Note how many lines in the entries contain the string "detached", then give that number and nothing else.

:: DATA EXTRACT ::
-=-=-
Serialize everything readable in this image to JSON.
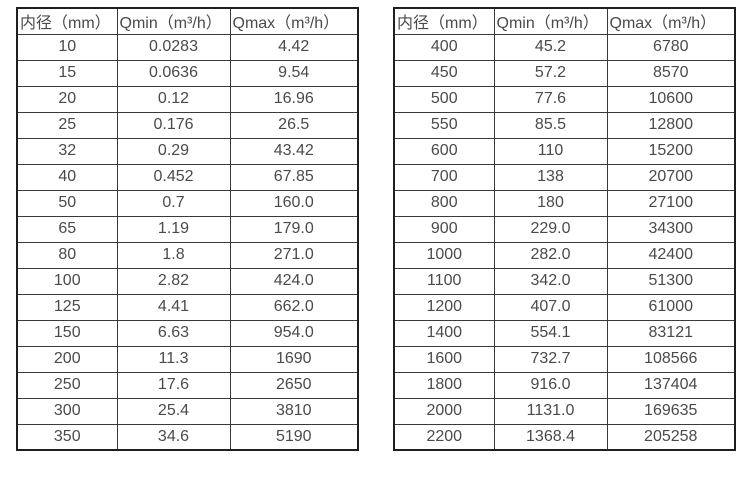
{
  "colors": {
    "outer_border": "#1f1f1f",
    "inner_border": "#3a3a3a",
    "text": "#4a4a4a",
    "background": "#ffffff"
  },
  "columns": [
    "内径（mm）",
    "Qmin（m³/h）",
    "Qmax（m³/h）"
  ],
  "left_table": {
    "rows": [
      [
        "10",
        "0.0283",
        "4.42"
      ],
      [
        "15",
        "0.0636",
        "9.54"
      ],
      [
        "20",
        "0.12",
        "16.96"
      ],
      [
        "25",
        "0.176",
        "26.5"
      ],
      [
        "32",
        "0.29",
        "43.42"
      ],
      [
        "40",
        "0.452",
        "67.85"
      ],
      [
        "50",
        "0.7",
        "160.0"
      ],
      [
        "65",
        "1.19",
        "179.0"
      ],
      [
        "80",
        "1.8",
        "271.0"
      ],
      [
        "100",
        "2.82",
        "424.0"
      ],
      [
        "125",
        "4.41",
        "662.0"
      ],
      [
        "150",
        "6.63",
        "954.0"
      ],
      [
        "200",
        "11.3",
        "1690"
      ],
      [
        "250",
        "17.6",
        "2650"
      ],
      [
        "300",
        "25.4",
        "3810"
      ],
      [
        "350",
        "34.6",
        "5190"
      ]
    ]
  },
  "right_table": {
    "rows": [
      [
        "400",
        "45.2",
        "6780"
      ],
      [
        "450",
        "57.2",
        "8570"
      ],
      [
        "500",
        "77.6",
        "10600"
      ],
      [
        "550",
        "85.5",
        "12800"
      ],
      [
        "600",
        "110",
        "15200"
      ],
      [
        "700",
        "138",
        "20700"
      ],
      [
        "800",
        "180",
        "27100"
      ],
      [
        "900",
        "229.0",
        "34300"
      ],
      [
        "1000",
        "282.0",
        "42400"
      ],
      [
        "1100",
        "342.0",
        "51300"
      ],
      [
        "1200",
        "407.0",
        "61000"
      ],
      [
        "1400",
        "554.1",
        "83121"
      ],
      [
        "1600",
        "732.7",
        "108566"
      ],
      [
        "1800",
        "916.0",
        "137404"
      ],
      [
        "2000",
        "1131.0",
        "169635"
      ],
      [
        "2200",
        "1368.4",
        "205258"
      ]
    ]
  }
}
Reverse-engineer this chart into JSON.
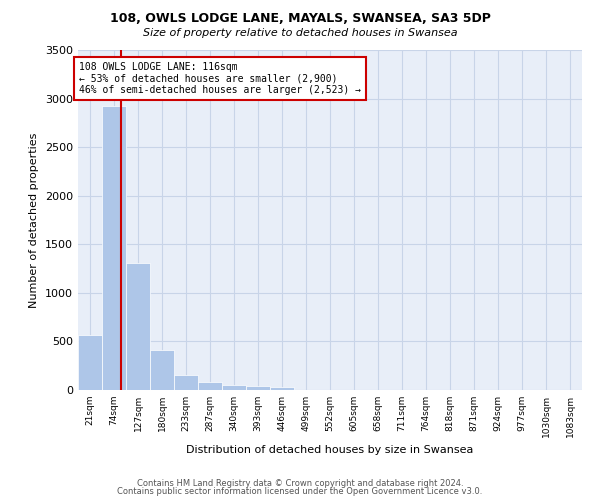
{
  "title_line1": "108, OWLS LODGE LANE, MAYALS, SWANSEA, SA3 5DP",
  "title_line2": "Size of property relative to detached houses in Swansea",
  "xlabel": "Distribution of detached houses by size in Swansea",
  "ylabel": "Number of detached properties",
  "footer_line1": "Contains HM Land Registry data © Crown copyright and database right 2024.",
  "footer_line2": "Contains public sector information licensed under the Open Government Licence v3.0.",
  "bin_labels": [
    "21sqm",
    "74sqm",
    "127sqm",
    "180sqm",
    "233sqm",
    "287sqm",
    "340sqm",
    "393sqm",
    "446sqm",
    "499sqm",
    "552sqm",
    "605sqm",
    "658sqm",
    "711sqm",
    "764sqm",
    "818sqm",
    "871sqm",
    "924sqm",
    "977sqm",
    "1030sqm",
    "1083sqm"
  ],
  "bar_values": [
    570,
    2920,
    1310,
    410,
    155,
    80,
    55,
    45,
    35,
    0,
    0,
    0,
    0,
    0,
    0,
    0,
    0,
    0,
    0,
    0,
    0
  ],
  "bar_color": "#aec6e8",
  "bar_edge_color": "white",
  "grid_color": "#c8d4e8",
  "background_color": "#e8eef8",
  "vline_color": "#cc0000",
  "annotation_line1": "108 OWLS LODGE LANE: 116sqm",
  "annotation_line2": "← 53% of detached houses are smaller (2,900)",
  "annotation_line3": "46% of semi-detached houses are larger (2,523) →",
  "annotation_box_color": "#cc0000",
  "annotation_bg": "white",
  "ylim": [
    0,
    3500
  ],
  "yticks": [
    0,
    500,
    1000,
    1500,
    2000,
    2500,
    3000,
    3500
  ]
}
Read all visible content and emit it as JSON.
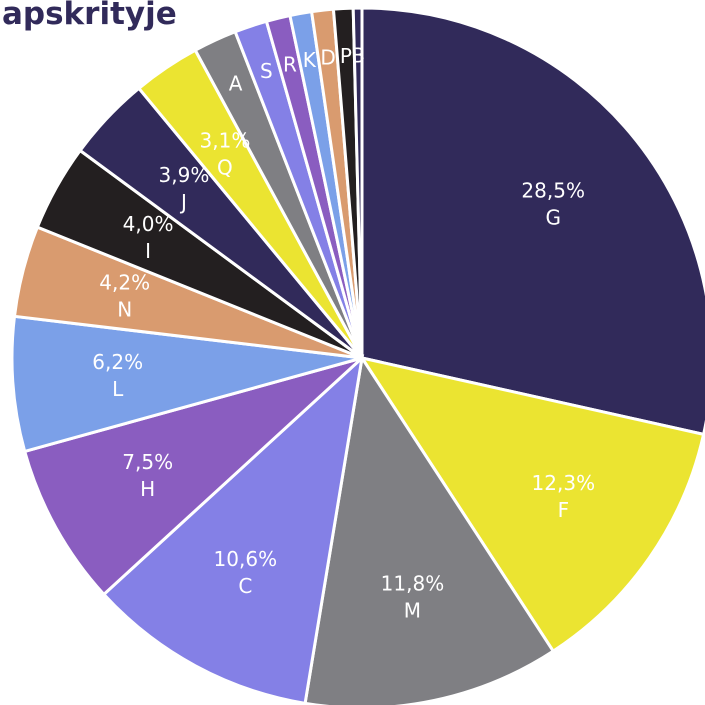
{
  "chart_data": {
    "type": "pie",
    "title": "apskrityje",
    "categories": [
      "G",
      "F",
      "M",
      "C",
      "H",
      "L",
      "N",
      "I",
      "J",
      "Q",
      "A",
      "S",
      "R",
      "K",
      "D",
      "P",
      "B"
    ],
    "values": [
      28.5,
      12.3,
      11.8,
      10.6,
      7.5,
      6.2,
      4.2,
      4.0,
      3.9,
      3.1,
      2.0,
      1.5,
      1.1,
      1.0,
      1.0,
      0.9,
      0.4
    ],
    "value_labels": [
      "28,5%",
      "12,3%",
      "11,8%",
      "10,6%",
      "7,5%",
      "6,2%",
      "4,2%",
      "4,0%",
      "3,9%",
      "3,1%",
      null,
      null,
      null,
      null,
      null,
      null,
      null
    ],
    "colors": [
      "#312a5a",
      "#ebe431",
      "#7f7f83",
      "#8480e6",
      "#8a5dc0",
      "#7ba0e8",
      "#d99b6f",
      "#231f20",
      "#312a5a",
      "#ebe431",
      "#7f7f83",
      "#8480e6",
      "#8a5dc0",
      "#7ba0e8",
      "#d99b6f",
      "#231f20",
      "#312a5a"
    ]
  }
}
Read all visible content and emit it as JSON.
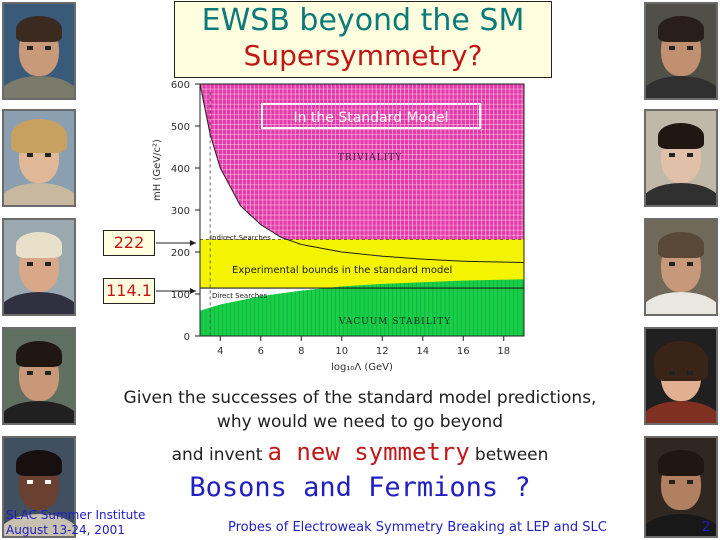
{
  "title": {
    "line1": "EWSB beyond the SM",
    "line2": "Supersymmetry?"
  },
  "chart_data": {
    "type": "area",
    "xlabel": "log₁₀Λ (GeV)",
    "ylabel": "mH (GeV/c²)",
    "xticks": [
      "4",
      "6",
      "8",
      "10",
      "12",
      "14",
      "16",
      "18"
    ],
    "yticks": [
      "0",
      "100",
      "200",
      "300",
      "400",
      "500",
      "600"
    ],
    "xlim": [
      3,
      19
    ],
    "ylim": [
      0,
      600
    ],
    "annotations": {
      "box": "In the Standard Model",
      "triviality": "TRIVIALITY",
      "indirect": "Indirect Searches",
      "experimental": "Experimental bounds in the standard model",
      "direct": "Direct Searches",
      "vacuum": "VACUUM STABILITY"
    },
    "triviality_bound": {
      "x": [
        3.0,
        3.5,
        4,
        5,
        6,
        7,
        8,
        10,
        12,
        14,
        16,
        19
      ],
      "y": [
        600,
        480,
        400,
        310,
        265,
        235,
        218,
        200,
        190,
        183,
        178,
        175
      ]
    },
    "vacuum_bound": {
      "x": [
        3,
        4,
        6,
        8,
        10,
        12,
        14,
        16,
        19
      ],
      "y": [
        60,
        75,
        95,
        108,
        118,
        124,
        128,
        132,
        135
      ]
    },
    "indirect_band": [
      170,
      230
    ],
    "direct_line": 114.1,
    "colors": {
      "triviality": "#e0189a",
      "experimental": "#f4f400",
      "vacuum": "#18d048",
      "dark": "#107030"
    }
  },
  "markers": {
    "upper": "222",
    "lower": "114.1"
  },
  "body": {
    "line1": "Given the successes of the standard model predictions,",
    "line2": "why would we need to go beyond",
    "line3_pre": "and invent",
    "line3_mid": "a new symmetry",
    "line3_post": "between",
    "line4": "Bosons and Fermions ?"
  },
  "footer": {
    "org": "SLAC Summer Institute",
    "date": "August 13-24, 2001",
    "center": "Probes of Electroweak Symmetry Breaking at LEP and SLC",
    "page": "2"
  }
}
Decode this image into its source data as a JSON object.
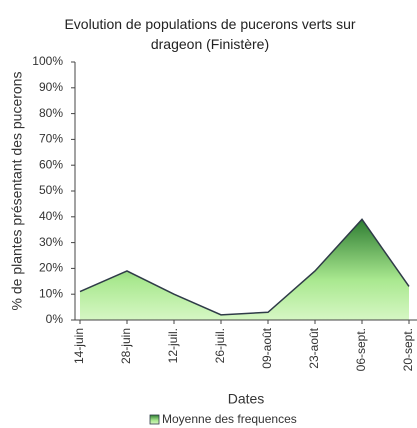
{
  "chart_data": {
    "type": "area",
    "title": "Evolution de populations de pucerons verts sur drageon (Finistère)",
    "xlabel": "Dates",
    "ylabel": "% de plantes présentant des pucerons",
    "categories": [
      "14-juin",
      "28-juin",
      "12-juil.",
      "26-juil.",
      "09-août",
      "23-août",
      "06-sept.",
      "20-sept."
    ],
    "series": [
      {
        "name": "Moyenne des frequences",
        "color": "#2e7d32",
        "values": [
          11,
          19,
          10,
          2,
          3,
          19,
          39,
          13
        ]
      }
    ],
    "ylim": [
      0,
      100
    ],
    "yticks": [
      {
        "value": 0,
        "label": "0%"
      },
      {
        "value": 10,
        "label": "10%"
      },
      {
        "value": 20,
        "label": "20%"
      },
      {
        "value": 30,
        "label": "30%"
      },
      {
        "value": 40,
        "label": "40%"
      },
      {
        "value": 50,
        "label": "50%"
      },
      {
        "value": 60,
        "label": "60%"
      },
      {
        "value": 70,
        "label": "70%"
      },
      {
        "value": 80,
        "label": "80%"
      },
      {
        "value": 90,
        "label": "90%"
      },
      {
        "value": 100,
        "label": "100%"
      }
    ],
    "legend": "bottom"
  }
}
-=-=-
:: SOLUTION TO THIS EXERCISE ::
5